Provided data ▸
▬▬▬▬▬▬

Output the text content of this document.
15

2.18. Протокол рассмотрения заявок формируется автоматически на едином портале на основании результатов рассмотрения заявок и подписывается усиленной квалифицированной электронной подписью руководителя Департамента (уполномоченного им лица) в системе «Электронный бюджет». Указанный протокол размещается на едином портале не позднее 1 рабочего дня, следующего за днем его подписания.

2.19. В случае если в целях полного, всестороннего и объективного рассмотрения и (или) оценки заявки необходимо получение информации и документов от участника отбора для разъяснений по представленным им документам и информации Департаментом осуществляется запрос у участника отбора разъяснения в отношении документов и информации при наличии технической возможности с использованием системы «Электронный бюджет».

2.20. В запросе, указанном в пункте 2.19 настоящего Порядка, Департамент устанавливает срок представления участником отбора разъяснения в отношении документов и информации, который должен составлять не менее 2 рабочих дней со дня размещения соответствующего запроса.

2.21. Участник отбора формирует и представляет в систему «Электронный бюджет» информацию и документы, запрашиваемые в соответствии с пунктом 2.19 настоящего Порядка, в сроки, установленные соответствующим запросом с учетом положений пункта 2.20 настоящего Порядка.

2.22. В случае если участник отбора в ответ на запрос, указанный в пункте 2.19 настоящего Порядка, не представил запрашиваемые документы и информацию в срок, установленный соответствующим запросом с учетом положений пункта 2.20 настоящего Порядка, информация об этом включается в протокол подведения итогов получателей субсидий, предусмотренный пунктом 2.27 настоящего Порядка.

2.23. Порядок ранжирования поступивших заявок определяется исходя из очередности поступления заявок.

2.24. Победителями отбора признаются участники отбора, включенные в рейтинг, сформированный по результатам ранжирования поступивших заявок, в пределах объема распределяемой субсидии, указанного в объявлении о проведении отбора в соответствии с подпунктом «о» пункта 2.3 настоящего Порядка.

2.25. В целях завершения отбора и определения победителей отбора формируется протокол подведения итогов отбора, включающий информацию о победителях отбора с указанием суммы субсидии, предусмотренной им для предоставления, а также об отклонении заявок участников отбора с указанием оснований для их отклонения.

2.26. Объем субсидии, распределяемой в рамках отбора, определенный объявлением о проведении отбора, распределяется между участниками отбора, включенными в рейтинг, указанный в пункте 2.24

▬▬▬▬▬▬

Work to be completed ▸ Scan the listing above. Collect all lines with the word "информации".

Full response ▸
2.19. В случае если в целях полного, всестороннего и объективного рассмотрения и (или) оценки заявки необходимо получение информации и документов от участника отбора для разъяснений по представленным им документам и информации Департаментом осуществляется запрос у участника отбора разъяснения в отношении документов и информации при наличии технической возможности с использованием системы «Электронный бюджет».
2.20. В запросе, указанном в пункте 2.19 настоящего Порядка, Департамент устанавливает срок представления участником отбора разъяснения в отношении документов и информации, который должен составлять не менее 2 рабочих дней со дня размещения соответствующего запроса.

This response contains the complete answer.